STATED GOAL
Go through the data below and gather each line containing "科创江苏".

— start SOURCE MATERIAL —

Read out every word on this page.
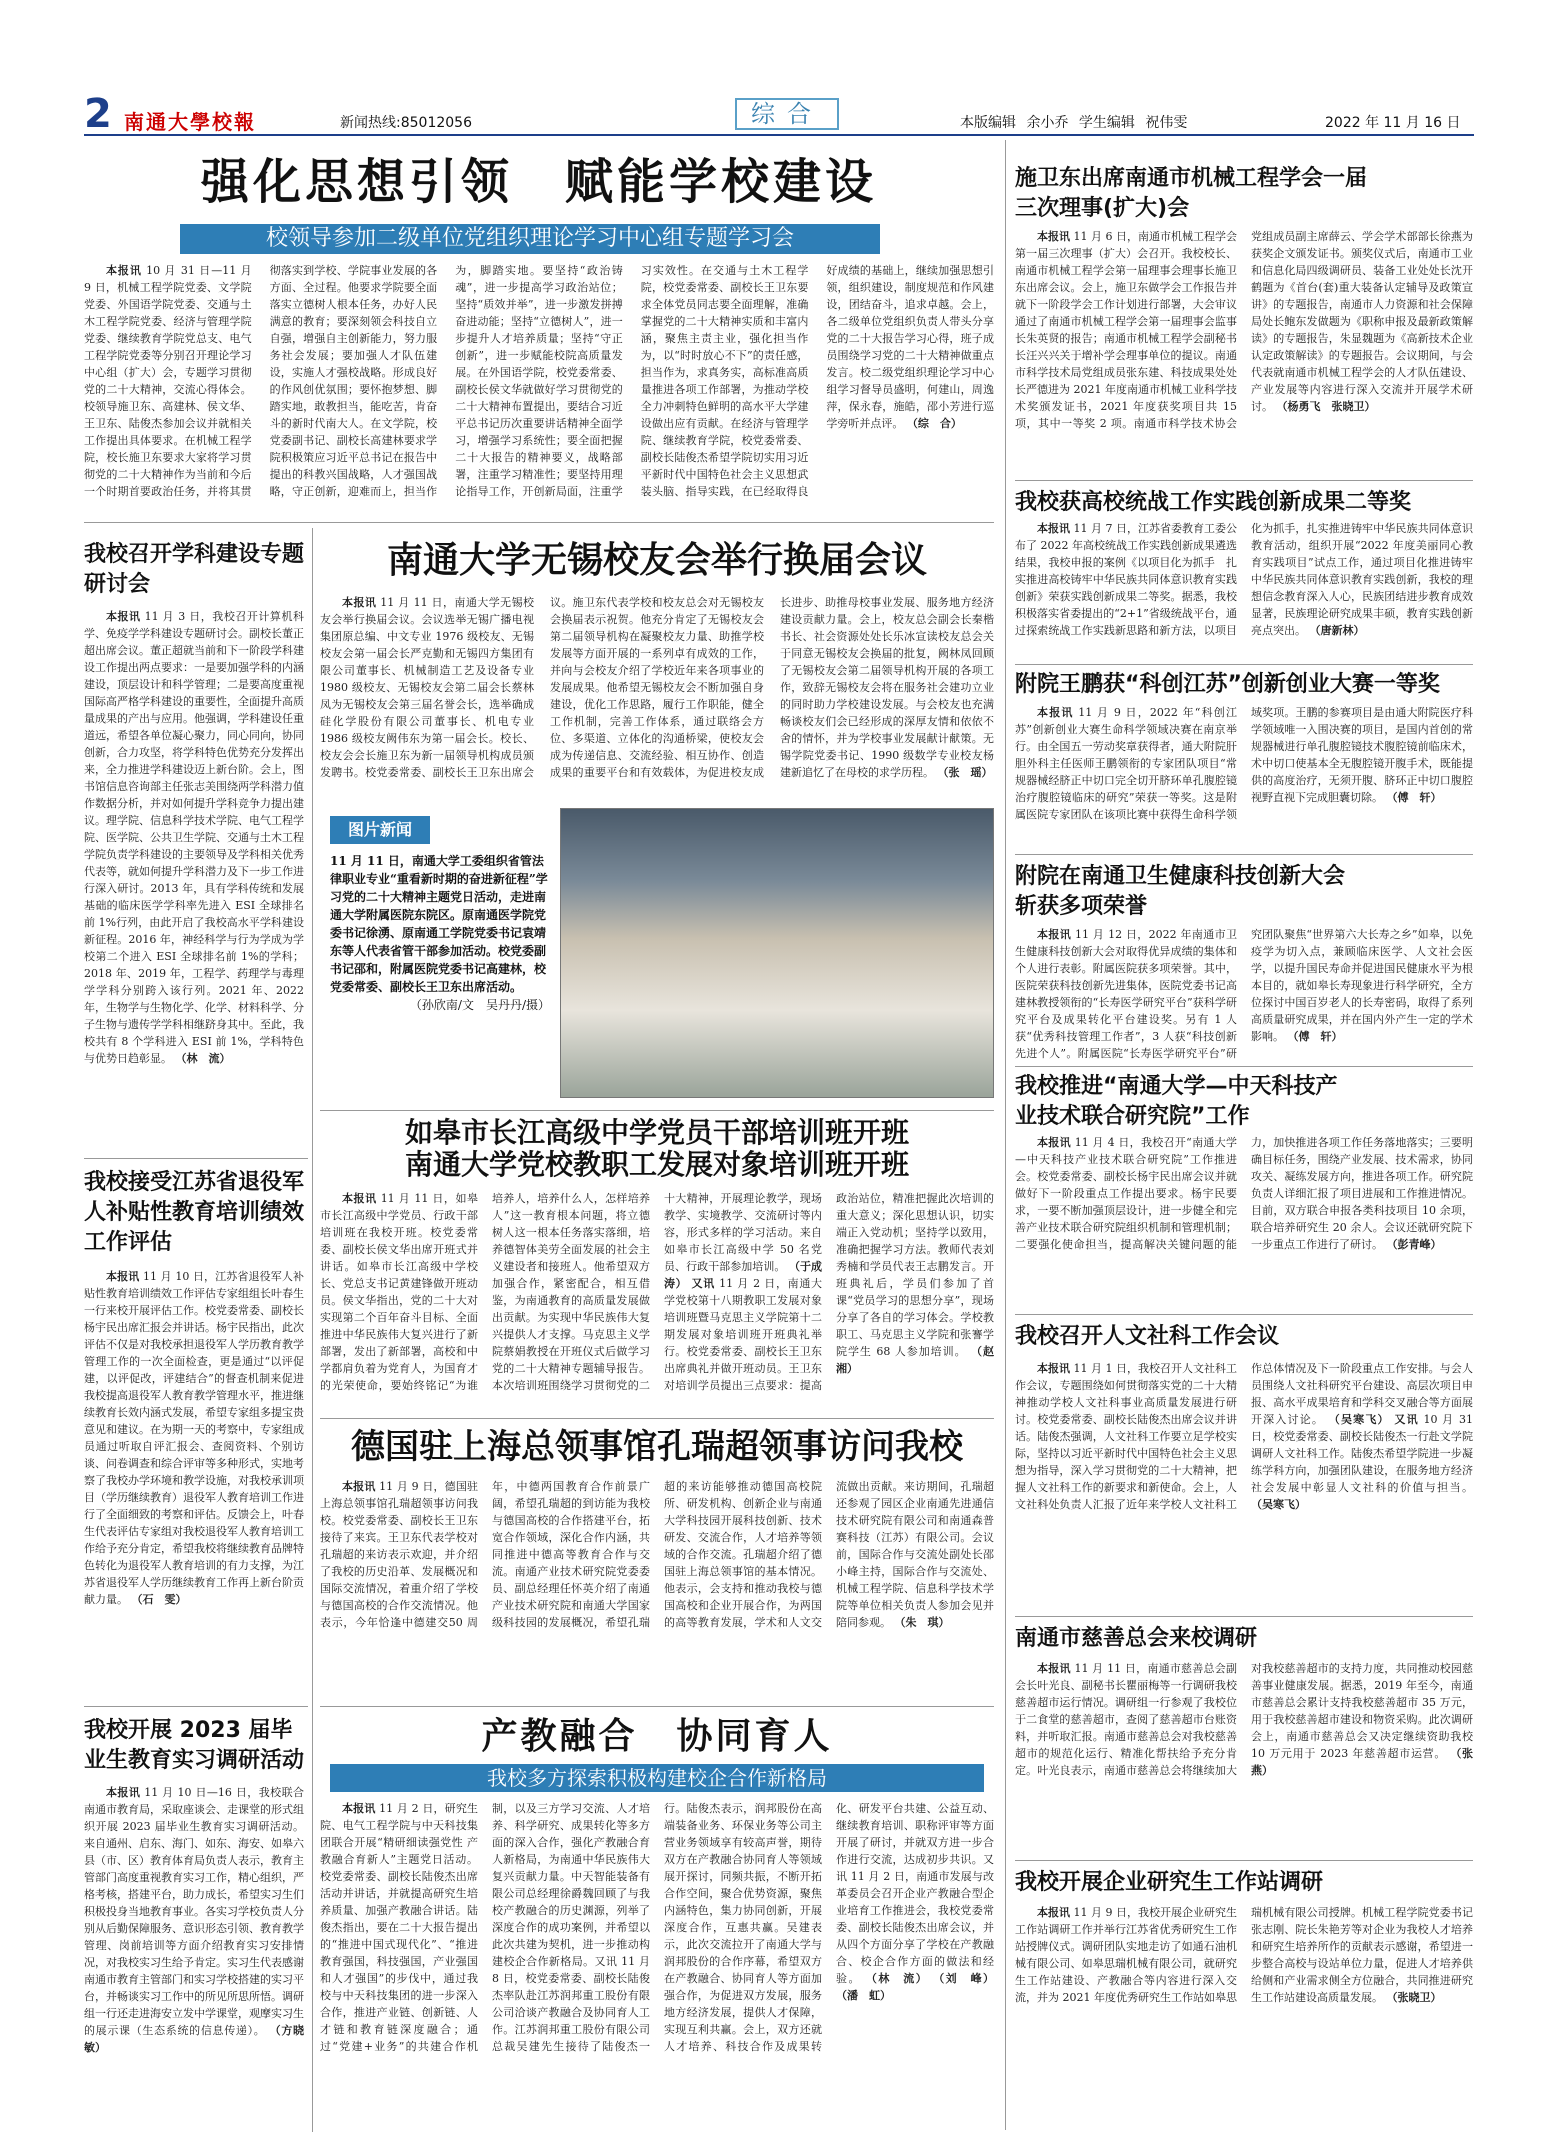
2 南通大學校報	新闻热线:85012056	综合	本版编辑 余小乔 学生编辑 祝伟雯	2022 年 11 月 16 日
强化思想引领　赋能学校建设
校领导参加二级单位党组织理论学习中心组专题学习会
本报讯 10 月 31 日—11 月 9 日，机械工程学院党委、文学院党委、外国语学院党委、交通与土木工程学院党委、经济与管理学院党委、继续教育学院党总支、电气工程学院党委等分别召开理论学习中心组（扩大）会，专题学习贯彻党的二十大精神，交流心得体会。校领导施卫东、高建林、侯文华、王卫东、陆俊杰参加会议并就相关工作提出具体要求。在机械工程学院，校长施卫东要求大家将学习贯彻党的二十大精神作为当前和今后一个时期首要政治任务，并将其贯彻落实到学校、学院事业发展的各方面、全过程。他要求学院要全面落实立德树人根本任务，办好人民满意的教育；要深刻领会科技自立自强，增强自主创新能力，努力服务社会发展；要加强人才队伍建设，实施人才强校战略。形成良好的作风创优氛围；要怀抱梦想、脚踏实地，敢教担当，能吃苦，肯奋斗的新时代南大人。在文学院，校党委副书记、副校长高建林要求学院积极策应习近平总书记在报告中提出的科教兴国战略，人才强国战略，守正创新，迎难而上，担当作为，脚踏实地。要坚持“政治铸魂”，进一步提高学习政治站位；坚持“质效并举”，进一步激发拼搏奋进动能；坚持“立德树人”，进一步提升人才培养质量；坚持“守正创新”，进一步赋能校院高质量发展。在外国语学院，校党委常委、副校长侯文华就做好学习贯彻党的二十大精神布置提出，要结合习近平总书记历次重要讲话精神全面学习，增强学习系统性；要全面把握二十大报告的精神要义，战略部署，注重学习精准性；要坚持用理论指导工作，开创新局面，注重学习实效性。在交通与土木工程学院，校党委常委、副校长王卫东要求全体党员同志要全面理解，准确掌握党的二十大精神实质和丰富内涵，聚焦主责主业，强化担当作为，以“时时放心不下”的责任感，担当作为，求真务实，高标准高质量推进各项工作部署，为推动学校全力冲刺特色鲜明的高水平大学建设做出应有贡献。在经济与管理学院、继续教育学院，校党委常委、副校长陆俊杰希望学院切实用习近平新时代中国特色社会主义思想武装头脑、指导实践，在已经取得良好成绩的基础上，继续加强思想引领，组织建设，制度规范和作风建设，团结奋斗，追求卓越。会上，各二级单位党组织负责人带头分享党的二十大报告学习心得，班子成员围绕学习党的二十大精神做重点发言。校二级党组织理论学习中心组学习督导员盛明，何建山，周逸萍，保永春，施皓，邵小芳进行巡学旁听并点评。 （综　合）
我校召开学科建设专题研讨会
本报讯 11 月 3 日，我校召开计算机科学、免疫学学科建设专题研讨会。副校长董正超出席会议。董正超就当前和下一阶段学科建设工作提出两点要求：一是要加强学科的内涵建设，顶层设计和科学管理；二是要高度重视国际高严格学科建设的重要性，全面提升高质量成果的产出与应用。他强调，学科建设任重道远，希望各单位凝心聚力，同心同向，协同创新，合力攻坚，将学科特色优势充分发挥出来，全力推进学科建设迈上新台阶。会上，图书馆信息咨询部主任张志美围绕两学科潜力值作数据分析，并对如何提升学科竞争力提出建议。理学院、信息科学技术学院、电气工程学院、医学院、公共卫生学院、交通与土木工程学院负责学科建设的主要领导及学科相关优秀代表等，就如何提升学科潜力及下一步工作进行深入研讨。2013 年，具有学科传统和发展基础的临床医学学科率先进入 ESI 全球排名前 1%行列，由此开启了我校高水平学科建设新征程。2016 年，神经科学与行为学成为学校第二个进入 ESI 全球排名前 1%的学科；2018 年、2019 年，工程学、药理学与毒理学学科分别跨入该行列。2021 年、2022 年，生物学与生物化学、化学、材料科学、分子生物与遗传学学科相继跻身其中。至此，我校共有 8 个学科进入 ESI 前 1%，学科特色与优势日趋彰显。 （林　流）
我校接受江苏省退役军人补贴性教育培训绩效工作评估
本报讯 11 月 10 日，江苏省退役军人补贴性教育培训绩效工作评估专家组组长叶春生一行来校开展评估工作。校党委常委、副校长杨宇民出席汇报会并讲话。杨宇民指出，此次评估不仅是对我校承担退役军人学历教育教学管理工作的一次全面检查，更是通过“以评促建，以评促改，评建结合”的督查机制来促进我校提高退役军人教育教学管理水平，推进继续教育长效内涵式发展，希望专家组多提宝贵意见和建议。在为期一天的考察中，专家组成员通过听取自评汇报会、查阅资料、个别访谈、问卷调查和综合评审等多种形式，实地考察了我校办学环境和教学设施，对我校承训项目（学历继续教育）退役军人教育培训工作进行了全面细致的考察和评估。反馈会上，叶春生代表评估专家组对我校退役军人教育培训工作给予充分肯定，希望我校将继续教育品牌特色转化为退役军人教育培训的有力支撑，为江苏省退役军人学历继续教育工作再上新台阶贡献力量。 （石　雯）
南通大学无锡校友会举行换届会议
本报讯 11 月 11 日，南通大学无锡校友会举行换届会议。会议选举无锡广播电视集团原总编、中文专业 1976 级校友、无锡校友会第一届会长严克勤和无锡四方集团有限公司董事长、机械制造工艺及设备专业 1980 级校友、无锡校友会第二届会长蔡林凤为无锡校友会第三届名誉会长，选举确成硅化学股份有限公司董事长、机电专业 1986 级校友阙伟东为第一届会长。校长、校友会会长施卫东为新一届领导机构成员颁发聘书。校党委常委、副校长王卫东出席会议。施卫东代表学校和校友总会对无锡校友会换届表示祝贺。他充分肯定了无锡校友会第二届领导机构在凝聚校友力量、助推学校发展等方面开展的一系列卓有成效的工作，并向与会校友介绍了学校近年来各项事业的发展成果。他希望无锡校友会不断加强自身建设，优化工作思路，履行工作职能，健全工作机制，完善工作体系，通过联络会方位、多渠道、立体化的沟通桥梁，使校友会成为传递信息、交流经验、相互协作、创造成果的重要平台和有效载体，为促进校友成长进步、助推母校事业发展、服务地方经济建设贡献力量。会上，校友总会副会长秦楷书长、社会资源处处长乐冰宣读校友总会关于同意无锡校友会换届的批复，阙林凤回顾了无锡校友会第二届领导机构开展的各项工作，致辞无锡校友会将在服务社会建功立业的同时助力学校建设发展。与会校友也充满畅谈校友们会已经形成的深厚友情和依依不舍的情怀，并为学校事业发展献计献策。无锡学院党委书记、1990 级数学专业校友杨建新追忆了在母校的求学历程。 （张　瑶）
图片新闻
11 月 11 日，南通大学工委组织省管法律职业专业“重看新时期的奋进新征程”学习党的二十大精神主题党日活动，走进南通大学附属医院东院区。原南通医学院党委书记徐湧、原南通工学院党委书记袁靖东等人代表省管干部参加活动。校党委副书记邵和，附属医院党委书记高建林，校党委常委、副校长王卫东出席活动。
（孙欣南/文　吴丹丹/摄）
如皋市长江高级中学党员干部培训班开班
南通大学党校教职工发展对象培训班开班
本报讯 11 月 11 日，如皋市长江高级中学党员、行政干部培训班在我校开班。校党委常委、副校长侯文华出席开班式并讲话。如皋市长江高级中学校长、党总支书记黄建锋做开班动员。侯文华指出，党的二十大对实现第二个百年奋斗目标、全面推进中华民族伟大复兴进行了新部署，发出了新部署，高校和中学都肩负着为党育人，为国育才的光荣使命，要始终铭记“为谁培养人，培养什么人，怎样培养人”这一教育根本问题，将立德树人这一根本任务落实落细，培养德智体美劳全面发展的社会主义建设者和接班人。他希望双方加强合作，紧密配合，相互借鉴，为南通教育的高质量发展做出贡献。为实现中华民族伟大复兴提供人才支撑。马克思主义学院蔡娟教授在开班仪式后做学习党的二十大精神专题辅导报告。本次培训班围绕学习贯彻党的二十大精神，开展理论教学，现场教学、实境教学、交流研讨等内容，形式多样的学习活动。来自如皋市长江高级中学 50 名党员、行政干部参加培训。 （于成涛） 又讯 11 月 2 日，南通大学党校第十八期教职工发展对象培训班暨马克思主义学院第十二期发展对象培训班开班典礼举行。校党委常委、副校长王卫东出席典礼并做开班动员。王卫东对培训学员提出三点要求：提高政治站位，精准把握此次培训的重大意义；深化思想认识，切实端正入党动机；坚持学以致用，准确把握学习方法。教师代表刘秀楠和学员代表王志鹏发言。开班典礼后，学员们参加了首课“党员学习的思想分享”，现场分享了各自的学习体会。学校教职工、马克思主义学院和张謇学院学生 68 人参加培训。 （赵　湘）
德国驻上海总领事馆孔瑞超领事访问我校
本报讯 11 月 9 日，德国驻上海总领事馆孔瑞超领事访问我校。校党委常委、副校长王卫东接待了来宾。王卫东代表学校对孔瑞超的来访表示欢迎，并介绍了我校的历史沿革、发展概况和国际交流情况，着重介绍了学校与德国高校的合作交流情况。他表示，今年恰逢中德建交50 周年，中德两国教育合作前景广阔，希望孔瑞超的到访能为我校与德国高校的合作搭建平台，拓宽合作领域，深化合作内涵，共同推进中德高等教育合作与交流。南通产业技术研究院党委委员、副总经理任怀英介绍了南通产业技术研究院和南通大学国家级科技园的发展概况，希望孔瑞超的来访能够推动德国高校院所、研发机构、创新企业与南通大学科技园开展科技创新、技术研发、交流合作，人才培养等领域的合作交流。孔瑞超介绍了德国驻上海总领事馆的基本情况。他表示，会支持和推动我校与德国高校和企业开展合作，为两国的高等教育发展，学术和人文交流做出贡献。来访期间，孔瑞超还参观了园区企业南通先进通信技术研究院有限公司和南通森普赛科技（江苏）有限公司。会议前，国际合作与交流处副处长邵小峰主持，国际合作与交流处、机械工程学院、信息科学技术学院等单位相关负责人参加会见并陪同参观。 （朱　琪）
我校开展 2023 届毕业生教育实习调研活动
本报讯 11 月 10 日—16 日，我校联合南通市教育局，采取座谈会、走课堂的形式组织开展 2023 届毕业生教育实习调研活动。来自通州、启东、海门、如东、海安、如皋六县（市、区）教育体育局负责人表示，教育主管部门高度重视教育实习工作，精心组织，严格考核，搭建平台，助力成长，希望实习生们积极投身当地教育事业。各实习学校负责人分别从后勤保障服务、意识形态引领、教育教学管理、岗前培训等方面介绍教育实习安排情况，对我校实习生给予肯定。实习生代表感谢南通市教育主管部门和实习学校搭建的实习平台，并畅谈实习工作中的所见所思所悟。调研组一行还走进海安立发中学课堂，观摩实习生的展示课（生态系统的信息传递）。 （方晓敏）
产教融合　协同育人
我校多方探索积极构建校企合作新格局
本报讯 11 月 2 日，研究生院、电气工程学院与中天科技集团联合开展“精研细读强党性 产教融合育新人”主题党日活动。校党委常委、副校长陆俊杰出席活动并讲话，并就提高研究生培养质量、加强产教融合讲话。陆俊杰指出，要在二十大报告提出的“推进中国式现代化”、“推进教育强国，科技强国，产业强国和人才强国”的步伐中，通过我校与中天科技集团的进一步深入合作，推进产业链、创新链、人才链和教育链深度融合；通过“党建+业务”的共建合作机制，以及三方学习交流、人才培养、科学研究、成果转化等多方面的深入合作，强化产教融合育人新格局，为南通中华民族伟大复兴贡献力量。中天智能装备有限公司总经理徐爵魏回顾了与我校产教融合的历史渊源，列举了深度合作的成功案例，并希望以此次共建为契机，进一步推动构建校企合作新格局。又讯 11 月 8 日，校党委常委、副校长陆俊杰率队赴江苏润邦重工股份有限公司洽谈产教融合及协同育人工作。江苏润邦重工股份有限公司总裁吴建先生接待了陆俊杰一行。陆俊杰表示，润邦股份在高端装备业务、环保业务等公司主营业务领域享有较高声誉，期待双方在产教融合协同育人等领域展开探讨，同频共振，不断开拓合作空间，聚合优势资源，聚焦内涵特色，集力协同创新，开展深度合作，互惠共赢。吴建表示，此次交流拉开了南通大学与润邦股份的合作序幕，希望双方在产教融合、协同育人等方面加强合作，为促进双方发展，服务地方经济发展，提供人才保障，实现互利共赢。会上，双方还就人才培养、科技合作及成果转化、研发平台共建、公益互动、继续教育培训、职称评审等方面开展了研讨，并就双方进一步合作进行交流，达成初步共识。又讯 11 月 2 日，南通市发展与改革委员会召开企业产教融合型企业培育工作推进会，我校党委常委、副校长陆俊杰出席会议，并从四个方面分享了学校在产教融合、校企合作方面的做法和经验。 （林　流） （刘　峰） （潘　虹）
施卫东出席南通市机械工程学会一届三次理事(扩大)会
本报讯 11 月 6 日，南通市机械工程学会第一届三次理事（扩大）会召开。我校校长、南通市机械工程学会第一届理事会理事长施卫东出席会议。会上，施卫东做学会工作报告并就下一阶段学会工作计划进行部署，大会审议通过了南通市机械工程学会第一届理事会监事长朱英贤的报告；南通市机械工程学会副秘书长汪兴兴关于增补学会理事单位的提议。南通市科学技术局党组成员张东建、科技成果处处长严德进为 2021 年度南通市机械工业科学技术奖颁发证书，2021 年度获奖项目共 15 项，其中一等奖 2 项。南通市科学技术协会党组成员副主席薛云、学会学术部部长徐燕为获奖企文颁发证书。颁奖仪式后，南通市工业和信息化局四级调研员、装备工业处处长沈开鹤题为《首台(套)重大装备认定辅导及政策宣讲》的专题报告，南通市人力资源和社会保障局处长鲍东发做题为《职称申报及最新政策解读》的专题报告，朱显魏题为《高新技术企业认定政策解读》的专题报告。会议期间，与会代表就南通市机械工程学会的人才队伍建设、产业发展等内容进行深入交流并开展学术研讨。 （杨勇飞　张晓卫）
我校获高校统战工作实践创新成果二等奖
本报讯 11 月 7 日，江苏省委教育工委公布了 2022 年高校统战工作实践创新成果遴选结果，我校申报的案例《以项目化为抓手　扎实推进高校铸牢中华民族共同体意识教育实践创新》荣获实践创新成果二等奖。据悉，我校积极落实省委提出的“2+1”省级统战平台，通过探索统战工作实践新思路和新方法，以项目化为抓手，扎实推进铸牢中华民族共同体意识教育活动，组织开展“2022 年度美丽同心教育实践项目”试点工作，通过项目化推进铸牢中华民族共同体意识教育实践创新，我校的理想信念教育深入人心，民族团结进步教育成效显著，民族理论研究成果丰硕，教育实践创新亮点突出。 （唐新林）
附院王鹏获“科创江苏”创新创业大赛一等奖
本报讯 11 月 9 日，2022 年“科创江苏”创新创业大赛生命科学领域决赛在南京举行。由全国五一劳动奖章获得者，通大附院肝胆外科主任医师王鹏领衔的专家团队项目“常规器械经脐正中切口完全切开脐环单孔腹腔镜治疗腹腔镜临床的研究”荣获一等奖。这是附属医院专家团队在该项比赛中获得生命科学领域奖项。王鹏的参赛项目是由通大附院医疗科学领域唯一入围决赛的项目，是国内首创的常规器械进行单孔腹腔镜技术腹腔镜前临床术，术中切口使基本全无腹腔镜开腹手术，既能提供的高度治疗，无须开腹、脐环正中切口腹腔视野直视下完成胆囊切除。 （傅　轩）
附院在南通卫生健康科技创新大会斩获多项荣誉
本报讯 11 月 12 日，2022 年南通市卫生健康科技创新大会对取得优异成绩的集体和个人进行表彰。附属医院获多项荣誉。其中，医院荣获科技创新先进集体，医院党委书记高建林教授领衔的“长寿医学研究平台”获科学研究平台及成果转化平台建设奖。另有 1 人获“优秀科技管理工作者”，3 人获“科技创新先进个人”。附属医院“长寿医学研究平台”研究团队聚焦“世界第六大长寿之乡”如皋，以免疫学为切入点，兼顾临床医学、人文社会医学，以提升国民寿命并促进国民健康水平为根本目的，就如皋长寿现象进行科学研究，全方位探讨中国百岁老人的长寿密码，取得了系列高质量研究成果，并在国内外产生一定的学术影响。 （傅　轩）
我校推进“南通大学—中天科技产业技术联合研究院”工作
本报讯 11 月 4 日，我校召开“南通大学—中天科技产业技术联合研究院”工作推进会。校党委常委、副校长杨宇民出席会议并就做好下一阶段重点工作提出要求。杨宇民要求，一要不断加强顶层设计，进一步健全和完善产业技术联合研究院组织机制和管理机制；二要强化使命担当，提高解决关键问题的能力，加快推进各项工作任务落地落实；三要明确目标任务，围绕产业发展、技术需求，协同攻关、凝练发展方向，推进各项工作。研究院负责人详细汇报了项目进展和工作推进情况。目前，双方联合申报各类科技项目 10 余项，联合培养研究生 20 余人。会议还就研究院下一步重点工作进行了研讨。 （彭青峰）
我校召开人文社科工作会议
本报讯 11 月 1 日，我校召开人文社科工作会议，专题围绕如何贯彻落实党的二十大精神推动学校人文社科事业高质量发展进行研讨。校党委常委、副校长陆俊杰出席会议并讲话。陆俊杰强调，人文社科工作要立足学校实际，坚持以习近平新时代中国特色社会主义思想为指导，深入学习贯彻党的二十大精神，把握人文社科工作的新要求和新使命。会上，人文社科处负责人汇报了近年来学校人文社科工作总体情况及下一阶段重点工作安排。与会人员围绕人文社科研究平台建设、高层次项目申报、高水平成果培育和学科交叉融合等方面展开深入讨论。 （吴寒飞） 又讯 10 月 31 日，校党委常委、副校长陆俊杰一行赴文学院调研人文社科工作。陆俊杰希望学院进一步凝练学科方向，加强团队建设，在服务地方经济社会发展中彰显人文社科的价值与担当。 （吴寒飞）
南通市慈善总会来校调研
本报讯 11 月 11 日，南通市慈善总会副会长叶光良、副秘书长瞿丽梅等一行调研我校慈善超市运行情况。调研组一行参观了我校位于二食堂的慈善超市，查阅了慈善超市台账资料，并听取汇报。南通市慈善总会对我校慈善超市的规范化运行、精准化帮扶给予充分肯定。叶光良表示，南通市慈善总会将继续加大对我校慈善超市的支持力度，共同推动校园慈善事业健康发展。据悉，2019 年至今，南通市慈善总会累计支持我校慈善超市 35 万元，用于我校慈善超市建设和物资采购。此次调研会上，南通市慈善总会又决定继续资助我校 10 万元用于 2023 年慈善超市运营。 （张　燕）
我校开展企业研究生工作站调研
本报讯 11 月 9 日，我校开展企业研究生工作站调研工作并举行江苏省优秀研究生工作站授牌仪式。调研团队实地走访了如通石油机械有限公司、如皋思瑞机械有限公司，就研究生工作站建设、产教融合等内容进行深入交流，并为 2021 年度优秀研究生工作站如皋思瑞机械有限公司授牌。机械工程学院党委书记张志刚、院长朱艳芳等对企业为我校人才培养和研究生培养所作的贡献表示感谢，希望进一步整合高校与设站单位力量，促进人才培养供给侧和产业需求侧全方位融合，共同推进研究生工作站建设高质量发展。 （张晓卫）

— end SOURCE MATERIAL —

RESULT OF THE EXERCISE
附院王鹏获“科创江苏”创新创业大赛一等奖
本报讯 11 月 9 日，2022 年“科创江苏”创新创业大赛生命科学领域决赛在南京举行。由全国五一劳动奖章获得者，通大附院肝胆外科主任医师王鹏领衔的专家团队项目“常规器械经脐正中切口完全切开脐环单孔腹腔镜治疗腹腔镜临床的研究”荣获一等奖。这是附属医院专家团队在该项比赛中获得生命科学领域奖项。王鹏的参赛项目是由通大附院医疗科学领域唯一入围决赛的项目，是国内首创的常规器械进行单孔腹腔镜技术腹腔镜前临床术，术中切口使基本全无腹腔镜开腹手术，既能提供的高度治疗，无须开腹、脐环正中切口腹腔视野直视下完成胆囊切除。 （傅　轩）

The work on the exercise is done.